**Goal:**
Please retype every line of the following items with no changes.
━━━━━━━━━━━━━━━━━━━━
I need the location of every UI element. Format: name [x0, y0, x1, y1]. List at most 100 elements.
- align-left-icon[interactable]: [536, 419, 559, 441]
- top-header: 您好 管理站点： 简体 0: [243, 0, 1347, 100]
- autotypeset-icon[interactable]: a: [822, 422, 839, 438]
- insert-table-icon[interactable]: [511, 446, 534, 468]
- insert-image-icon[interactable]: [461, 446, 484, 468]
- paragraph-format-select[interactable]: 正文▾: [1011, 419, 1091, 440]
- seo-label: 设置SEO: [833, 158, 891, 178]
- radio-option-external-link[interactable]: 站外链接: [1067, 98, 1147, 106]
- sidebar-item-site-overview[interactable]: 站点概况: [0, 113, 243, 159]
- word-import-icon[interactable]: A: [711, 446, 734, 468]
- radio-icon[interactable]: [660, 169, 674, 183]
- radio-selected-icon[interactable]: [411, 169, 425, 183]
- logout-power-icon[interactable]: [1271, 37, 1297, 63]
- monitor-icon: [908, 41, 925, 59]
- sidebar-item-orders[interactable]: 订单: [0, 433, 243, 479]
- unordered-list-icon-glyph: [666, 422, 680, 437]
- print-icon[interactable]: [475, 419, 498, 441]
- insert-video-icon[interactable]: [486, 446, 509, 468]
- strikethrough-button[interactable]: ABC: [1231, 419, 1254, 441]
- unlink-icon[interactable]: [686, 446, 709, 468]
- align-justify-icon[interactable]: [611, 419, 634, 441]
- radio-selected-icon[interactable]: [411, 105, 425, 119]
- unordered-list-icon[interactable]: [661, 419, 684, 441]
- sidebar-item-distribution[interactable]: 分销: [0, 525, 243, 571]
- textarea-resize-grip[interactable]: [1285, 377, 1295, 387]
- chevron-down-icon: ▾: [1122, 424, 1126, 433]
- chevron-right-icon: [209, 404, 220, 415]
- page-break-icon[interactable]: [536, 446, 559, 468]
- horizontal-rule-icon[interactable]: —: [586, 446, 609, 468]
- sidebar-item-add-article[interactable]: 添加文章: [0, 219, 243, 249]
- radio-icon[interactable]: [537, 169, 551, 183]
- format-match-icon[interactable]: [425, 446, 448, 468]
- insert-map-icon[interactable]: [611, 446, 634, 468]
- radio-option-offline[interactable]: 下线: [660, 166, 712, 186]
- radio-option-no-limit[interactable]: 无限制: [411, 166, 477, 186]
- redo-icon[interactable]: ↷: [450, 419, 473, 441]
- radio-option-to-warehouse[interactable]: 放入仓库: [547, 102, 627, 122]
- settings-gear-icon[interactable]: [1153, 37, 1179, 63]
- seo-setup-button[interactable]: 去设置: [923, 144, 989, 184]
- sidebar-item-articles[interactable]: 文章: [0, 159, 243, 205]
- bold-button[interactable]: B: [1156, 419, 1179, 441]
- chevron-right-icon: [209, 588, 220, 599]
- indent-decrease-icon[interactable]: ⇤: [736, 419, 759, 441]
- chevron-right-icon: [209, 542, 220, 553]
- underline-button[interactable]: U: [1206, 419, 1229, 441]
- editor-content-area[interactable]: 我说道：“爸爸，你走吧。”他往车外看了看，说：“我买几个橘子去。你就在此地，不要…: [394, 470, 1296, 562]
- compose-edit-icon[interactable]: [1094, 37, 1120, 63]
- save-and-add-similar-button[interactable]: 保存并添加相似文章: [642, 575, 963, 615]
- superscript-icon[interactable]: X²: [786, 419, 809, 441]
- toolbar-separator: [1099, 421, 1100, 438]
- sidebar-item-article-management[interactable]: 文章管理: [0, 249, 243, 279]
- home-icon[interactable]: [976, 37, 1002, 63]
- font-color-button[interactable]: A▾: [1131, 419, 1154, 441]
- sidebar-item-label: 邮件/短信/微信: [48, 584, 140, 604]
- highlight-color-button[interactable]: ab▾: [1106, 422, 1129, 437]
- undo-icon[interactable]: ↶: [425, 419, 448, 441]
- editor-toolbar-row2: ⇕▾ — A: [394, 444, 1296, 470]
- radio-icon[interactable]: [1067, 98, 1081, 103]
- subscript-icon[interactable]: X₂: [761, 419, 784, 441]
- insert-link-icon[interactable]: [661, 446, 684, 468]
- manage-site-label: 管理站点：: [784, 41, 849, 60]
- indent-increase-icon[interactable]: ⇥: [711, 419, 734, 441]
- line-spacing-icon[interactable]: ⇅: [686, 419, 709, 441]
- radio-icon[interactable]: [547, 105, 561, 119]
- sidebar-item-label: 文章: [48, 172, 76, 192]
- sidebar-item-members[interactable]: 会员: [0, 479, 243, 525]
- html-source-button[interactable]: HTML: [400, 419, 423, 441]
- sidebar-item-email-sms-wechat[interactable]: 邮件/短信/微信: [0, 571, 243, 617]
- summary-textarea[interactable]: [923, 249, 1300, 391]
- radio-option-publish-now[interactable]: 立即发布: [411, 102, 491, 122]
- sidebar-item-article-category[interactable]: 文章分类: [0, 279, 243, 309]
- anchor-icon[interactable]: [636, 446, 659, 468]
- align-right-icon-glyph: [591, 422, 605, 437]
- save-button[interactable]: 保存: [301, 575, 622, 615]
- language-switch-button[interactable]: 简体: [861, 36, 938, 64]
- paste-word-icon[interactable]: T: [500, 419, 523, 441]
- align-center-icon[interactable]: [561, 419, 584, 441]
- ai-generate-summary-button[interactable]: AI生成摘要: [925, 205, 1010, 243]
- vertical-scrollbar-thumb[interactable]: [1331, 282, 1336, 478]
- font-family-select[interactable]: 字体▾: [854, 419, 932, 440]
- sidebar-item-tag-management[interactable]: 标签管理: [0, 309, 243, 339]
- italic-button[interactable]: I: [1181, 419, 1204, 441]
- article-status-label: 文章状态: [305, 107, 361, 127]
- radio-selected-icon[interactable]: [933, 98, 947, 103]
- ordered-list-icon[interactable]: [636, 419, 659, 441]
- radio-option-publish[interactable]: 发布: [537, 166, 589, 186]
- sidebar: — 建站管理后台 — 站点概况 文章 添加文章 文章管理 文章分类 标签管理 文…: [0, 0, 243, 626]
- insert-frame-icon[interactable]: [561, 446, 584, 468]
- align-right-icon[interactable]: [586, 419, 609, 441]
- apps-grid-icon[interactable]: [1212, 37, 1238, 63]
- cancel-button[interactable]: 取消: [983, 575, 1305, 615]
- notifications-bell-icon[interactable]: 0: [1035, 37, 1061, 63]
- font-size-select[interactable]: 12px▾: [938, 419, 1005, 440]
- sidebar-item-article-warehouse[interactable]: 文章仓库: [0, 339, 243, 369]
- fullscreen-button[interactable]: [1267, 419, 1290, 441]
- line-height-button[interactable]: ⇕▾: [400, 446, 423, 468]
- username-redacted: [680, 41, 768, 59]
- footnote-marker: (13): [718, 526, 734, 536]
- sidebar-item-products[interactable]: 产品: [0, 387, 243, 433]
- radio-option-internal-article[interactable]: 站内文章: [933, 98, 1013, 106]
━━━━━━━━━━━━━━━━━━━━
**Reply to the task:**
I need the location of every UI element. Format: name [x0, y0, x1, y1]. List at most 100 elements.
- align-left-icon[interactable]: [536, 419, 559, 441]
- top-header: 您好 管理站点： 简体 0: [243, 0, 1347, 100]
- autotypeset-icon[interactable]: a: [822, 422, 839, 438]
- insert-table-icon[interactable]: [511, 446, 534, 468]
- insert-image-icon[interactable]: [461, 446, 484, 468]
- paragraph-format-select[interactable]: 正文▾: [1011, 419, 1091, 440]
- seo-label: 设置SEO: [833, 158, 891, 178]
- radio-option-external-link[interactable]: 站外链接: [1067, 98, 1147, 106]
- sidebar-item-site-overview[interactable]: 站点概况: [0, 113, 243, 159]
- word-import-icon[interactable]: A: [711, 446, 734, 468]
- radio-icon[interactable]: [660, 169, 674, 183]
- radio-selected-icon[interactable]: [411, 169, 425, 183]
- logout-power-icon[interactable]: [1271, 37, 1297, 63]
- monitor-icon: [908, 41, 925, 59]
- sidebar-item-orders[interactable]: 订单: [0, 433, 243, 479]
- unordered-list-icon-glyph: [666, 422, 680, 437]
- print-icon[interactable]: [475, 419, 498, 441]
- insert-video-icon[interactable]: [486, 446, 509, 468]
- strikethrough-button[interactable]: ABC: [1231, 419, 1254, 441]
- unlink-icon[interactable]: [686, 446, 709, 468]
- align-justify-icon[interactable]: [611, 419, 634, 441]
- radio-selected-icon[interactable]: [411, 105, 425, 119]
- unordered-list-icon[interactable]: [661, 419, 684, 441]
- sidebar-item-distribution[interactable]: 分销: [0, 525, 243, 571]
- textarea-resize-grip[interactable]: [1285, 377, 1295, 387]
- chevron-down-icon: ▾: [1122, 424, 1126, 433]
- chevron-right-icon: [209, 404, 220, 415]
- page-break-icon[interactable]: [536, 446, 559, 468]
- horizontal-rule-icon[interactable]: —: [586, 446, 609, 468]
- sidebar-item-add-article[interactable]: 添加文章: [0, 219, 243, 249]
- radio-icon[interactable]: [537, 169, 551, 183]
- format-match-icon[interactable]: [425, 446, 448, 468]
- insert-map-icon[interactable]: [611, 446, 634, 468]
- radio-option-offline[interactable]: 下线: [660, 166, 712, 186]
- radio-option-no-limit[interactable]: 无限制: [411, 166, 477, 186]
- redo-icon[interactable]: ↷: [450, 419, 473, 441]
- radio-option-to-warehouse[interactable]: 放入仓库: [547, 102, 627, 122]
- settings-gear-icon[interactable]: [1153, 37, 1179, 63]
- seo-setup-button[interactable]: 去设置: [923, 144, 989, 184]
- sidebar-item-articles[interactable]: 文章: [0, 159, 243, 205]
- bold-button[interactable]: B: [1156, 419, 1179, 441]
- chevron-right-icon: [209, 588, 220, 599]
- indent-decrease-icon[interactable]: ⇤: [736, 419, 759, 441]
- chevron-right-icon: [209, 542, 220, 553]
- underline-button[interactable]: U: [1206, 419, 1229, 441]
- editor-content-area[interactable]: 我说道：“爸爸，你走吧。”他往车外看了看，说：“我买几个橘子去。你就在此地，不要…: [394, 470, 1296, 562]
- compose-edit-icon[interactable]: [1094, 37, 1120, 63]
- save-and-add-similar-button[interactable]: 保存并添加相似文章: [642, 575, 963, 615]
- superscript-icon[interactable]: X²: [786, 419, 809, 441]
- toolbar-separator: [1099, 421, 1100, 438]
- sidebar-item-article-management[interactable]: 文章管理: [0, 249, 243, 279]
- home-icon[interactable]: [976, 37, 1002, 63]
- font-color-button[interactable]: A▾: [1131, 419, 1154, 441]
- sidebar-item-label: 邮件/短信/微信: [48, 584, 140, 604]
- highlight-color-button[interactable]: ab▾: [1106, 422, 1129, 437]
- undo-icon[interactable]: ↶: [425, 419, 448, 441]
- editor-toolbar-row2: ⇕▾ — A: [394, 444, 1296, 470]
- radio-icon[interactable]: [1067, 98, 1081, 103]
- subscript-icon[interactable]: X₂: [761, 419, 784, 441]
- insert-link-icon[interactable]: [661, 446, 684, 468]
- manage-site-label: 管理站点：: [784, 41, 849, 60]
- indent-increase-icon[interactable]: ⇥: [711, 419, 734, 441]
- line-spacing-icon[interactable]: ⇅: [686, 419, 709, 441]
- radio-icon[interactable]: [547, 105, 561, 119]
- sidebar-item-label: 文章: [48, 172, 76, 192]
- sidebar-item-members[interactable]: 会员: [0, 479, 243, 525]
- html-source-button[interactable]: HTML: [400, 419, 423, 441]
- sidebar-item-email-sms-wechat[interactable]: 邮件/短信/微信: [0, 571, 243, 617]
- summary-textarea[interactable]: [923, 249, 1300, 391]
- radio-option-publish-now[interactable]: 立即发布: [411, 102, 491, 122]
- sidebar-item-article-category[interactable]: 文章分类: [0, 279, 243, 309]
- anchor-icon[interactable]: [636, 446, 659, 468]
- align-right-icon-glyph: [591, 422, 605, 437]
- save-button[interactable]: 保存: [301, 575, 622, 615]
- language-switch-button[interactable]: 简体: [861, 36, 938, 64]
- paste-word-icon[interactable]: T: [500, 419, 523, 441]
- align-center-icon[interactable]: [561, 419, 584, 441]
- ai-generate-summary-button[interactable]: AI生成摘要: [925, 205, 1010, 243]
- vertical-scrollbar-thumb[interactable]: [1331, 282, 1336, 478]
- font-family-select[interactable]: 字体▾: [854, 419, 932, 440]
- sidebar-item-tag-management[interactable]: 标签管理: [0, 309, 243, 339]
- italic-button[interactable]: I: [1181, 419, 1204, 441]
- article-status-label: 文章状态: [305, 107, 361, 127]
- radio-selected-icon[interactable]: [933, 98, 947, 103]
- ordered-list-icon[interactable]: [636, 419, 659, 441]
- radio-option-publish[interactable]: 发布: [537, 166, 589, 186]
- sidebar: — 建站管理后台 — 站点概况 文章 添加文章 文章管理 文章分类 标签管理 文…: [0, 0, 243, 626]
- insert-frame-icon[interactable]: [561, 446, 584, 468]
- align-right-icon[interactable]: [586, 419, 609, 441]
- apps-grid-icon[interactable]: [1212, 37, 1238, 63]
- cancel-button[interactable]: 取消: [983, 575, 1305, 615]
- notifications-bell-icon[interactable]: 0: [1035, 37, 1061, 63]
- font-size-select[interactable]: 12px▾: [938, 419, 1005, 440]
- sidebar-item-article-warehouse[interactable]: 文章仓库: [0, 339, 243, 369]
- fullscreen-button[interactable]: [1267, 419, 1290, 441]
- line-height-button[interactable]: ⇕▾: [400, 446, 423, 468]
- username-redacted: [680, 41, 768, 59]
- footnote-marker: (13): [718, 526, 734, 536]
- sidebar-item-products[interactable]: 产品: [0, 387, 243, 433]
- radio-option-internal-article[interactable]: 站内文章: [933, 98, 1013, 106]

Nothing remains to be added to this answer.